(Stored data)
--- Start ---

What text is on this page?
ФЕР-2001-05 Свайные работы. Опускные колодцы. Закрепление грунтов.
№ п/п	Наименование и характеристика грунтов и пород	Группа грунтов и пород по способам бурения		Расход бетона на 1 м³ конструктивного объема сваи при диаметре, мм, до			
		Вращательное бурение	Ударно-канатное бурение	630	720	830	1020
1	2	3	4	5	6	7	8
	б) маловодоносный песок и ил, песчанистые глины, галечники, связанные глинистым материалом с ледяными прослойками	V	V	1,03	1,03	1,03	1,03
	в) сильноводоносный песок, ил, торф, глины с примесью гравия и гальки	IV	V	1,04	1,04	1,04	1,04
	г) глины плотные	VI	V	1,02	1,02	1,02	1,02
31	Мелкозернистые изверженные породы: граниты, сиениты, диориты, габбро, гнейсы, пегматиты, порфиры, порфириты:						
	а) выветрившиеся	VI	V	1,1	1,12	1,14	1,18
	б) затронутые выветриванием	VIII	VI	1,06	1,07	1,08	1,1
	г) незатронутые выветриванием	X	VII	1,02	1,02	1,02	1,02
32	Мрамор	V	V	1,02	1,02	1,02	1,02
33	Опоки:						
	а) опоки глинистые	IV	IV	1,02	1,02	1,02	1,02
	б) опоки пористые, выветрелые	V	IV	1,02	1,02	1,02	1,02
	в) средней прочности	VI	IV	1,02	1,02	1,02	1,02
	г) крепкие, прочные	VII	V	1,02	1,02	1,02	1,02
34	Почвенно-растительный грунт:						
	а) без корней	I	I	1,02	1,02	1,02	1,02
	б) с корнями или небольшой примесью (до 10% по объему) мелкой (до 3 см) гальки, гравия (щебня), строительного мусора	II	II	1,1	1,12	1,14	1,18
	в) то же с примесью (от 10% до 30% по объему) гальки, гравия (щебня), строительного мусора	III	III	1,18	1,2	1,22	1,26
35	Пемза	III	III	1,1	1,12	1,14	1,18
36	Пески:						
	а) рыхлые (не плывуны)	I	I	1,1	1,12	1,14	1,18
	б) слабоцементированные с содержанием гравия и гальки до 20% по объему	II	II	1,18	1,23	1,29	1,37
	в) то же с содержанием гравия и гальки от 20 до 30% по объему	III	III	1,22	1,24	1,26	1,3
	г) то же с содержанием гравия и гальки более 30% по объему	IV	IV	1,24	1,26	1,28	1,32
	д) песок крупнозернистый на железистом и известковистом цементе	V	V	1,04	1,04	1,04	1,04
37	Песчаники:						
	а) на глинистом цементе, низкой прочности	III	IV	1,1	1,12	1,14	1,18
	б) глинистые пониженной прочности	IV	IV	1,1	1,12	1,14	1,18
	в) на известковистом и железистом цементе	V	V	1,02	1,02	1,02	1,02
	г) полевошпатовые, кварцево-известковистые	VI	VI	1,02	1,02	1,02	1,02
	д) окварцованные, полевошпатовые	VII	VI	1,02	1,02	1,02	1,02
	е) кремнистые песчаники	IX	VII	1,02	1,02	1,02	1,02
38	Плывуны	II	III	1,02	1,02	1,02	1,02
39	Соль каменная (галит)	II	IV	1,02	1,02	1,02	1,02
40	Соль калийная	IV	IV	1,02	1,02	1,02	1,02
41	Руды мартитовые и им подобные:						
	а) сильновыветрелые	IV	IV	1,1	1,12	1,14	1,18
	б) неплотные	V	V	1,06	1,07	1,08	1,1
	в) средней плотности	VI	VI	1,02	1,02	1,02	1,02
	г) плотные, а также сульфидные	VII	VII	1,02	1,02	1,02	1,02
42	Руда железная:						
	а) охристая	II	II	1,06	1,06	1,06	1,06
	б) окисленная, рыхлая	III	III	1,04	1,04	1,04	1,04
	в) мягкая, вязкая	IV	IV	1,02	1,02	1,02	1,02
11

--- End ---

_Stated exercise:_
The records above are to be repeated exactly, in their entirety.

_Answer to the exercise:_
What text is on this page?
ФЕР-2001-05 Свайные работы. Опускные колодцы. Закрепление грунтов.
№ п/п	Наименование и характеристика грунтов и пород	Группа грунтов и пород по способам бурения		Расход бетона на 1 м³ конструктивного объема сваи при диаметре, мм, до			
		Вращательное бурение	Ударно-канатное бурение	630	720	830	1020
1	2	3	4	5	6	7	8
	б) маловодоносный песок и ил, песчанистые глины, галечники, связанные глинистым материалом с ледяными прослойками	V	V	1,03	1,03	1,03	1,03
	в) сильноводоносный песок, ил, торф, глины с примесью гравия и гальки	IV	V	1,04	1,04	1,04	1,04
	г) глины плотные	VI	V	1,02	1,02	1,02	1,02
31	Мелкозернистые изверженные породы: граниты, сиениты, диориты, габбро, гнейсы, пегматиты, порфиры, порфириты:						
	а) выветрившиеся	VI	V	1,1	1,12	1,14	1,18
	б) затронутые выветриванием	VIII	VI	1,06	1,07	1,08	1,1
	г) незатронутые выветриванием	X	VII	1,02	1,02	1,02	1,02
32	Мрамор	V	V	1,02	1,02	1,02	1,02
33	Опоки:						
	а) опоки глинистые	IV	IV	1,02	1,02	1,02	1,02
	б) опоки пористые, выветрелые	V	IV	1,02	1,02	1,02	1,02
	в) средней прочности	VI	IV	1,02	1,02	1,02	1,02
	г) крепкие, прочные	VII	V	1,02	1,02	1,02	1,02
34	Почвенно-растительный грунт:						
	а) без корней	I	I	1,02	1,02	1,02	1,02
	б) с корнями или небольшой примесью (до 10% по объему) мелкой (до 3 см) гальки, гравия (щебня), строительного мусора	II	II	1,1	1,12	1,14	1,18
	в) то же с примесью (от 10% до 30% по объему) гальки, гравия (щебня), строительного мусора	III	III	1,18	1,2	1,22	1,26
35	Пемза	III	III	1,1	1,12	1,14	1,18
36	Пески:						
	а) рыхлые (не плывуны)	I	I	1,1	1,12	1,14	1,18
	б) слабоцементированные с содержанием гравия и гальки до 20% по объему	II	II	1,18	1,23	1,29	1,37
	в) то же с содержанием гравия и гальки от 20 до 30% по объему	III	III	1,22	1,24	1,26	1,3
	г) то же с содержанием гравия и гальки более 30% по объему	IV	IV	1,24	1,26	1,28	1,32
	д) песок крупнозернистый на железистом и известковистом цементе	V	V	1,04	1,04	1,04	1,04
37	Песчаники:						
	а) на глинистом цементе, низкой прочности	III	IV	1,1	1,12	1,14	1,18
	б) глинистые пониженной прочности	IV	IV	1,1	1,12	1,14	1,18
	в) на известковистом и железистом цементе	V	V	1,02	1,02	1,02	1,02
	г) полевошпатовые, кварцево-известковистые	VI	VI	1,02	1,02	1,02	1,02
	д) окварцованные, полевошпатовые	VII	VI	1,02	1,02	1,02	1,02
	е) кремнистые песчаники	IX	VII	1,02	1,02	1,02	1,02
38	Плывуны	II	III	1,02	1,02	1,02	1,02
39	Соль каменная (галит)	II	IV	1,02	1,02	1,02	1,02
40	Соль калийная	IV	IV	1,02	1,02	1,02	1,02
41	Руды мартитовые и им подобные:						
	а) сильновыветрелые	IV	IV	1,1	1,12	1,14	1,18
	б) неплотные	V	V	1,06	1,07	1,08	1,1
	в) средней плотности	VI	VI	1,02	1,02	1,02	1,02
	г) плотные, а также сульфидные	VII	VII	1,02	1,02	1,02	1,02
42	Руда железная:						
	а) охристая	II	II	1,06	1,06	1,06	1,06
	б) окисленная, рыхлая	III	III	1,04	1,04	1,04	1,04
	в) мягкая, вязкая	IV	IV	1,02	1,02	1,02	1,02
11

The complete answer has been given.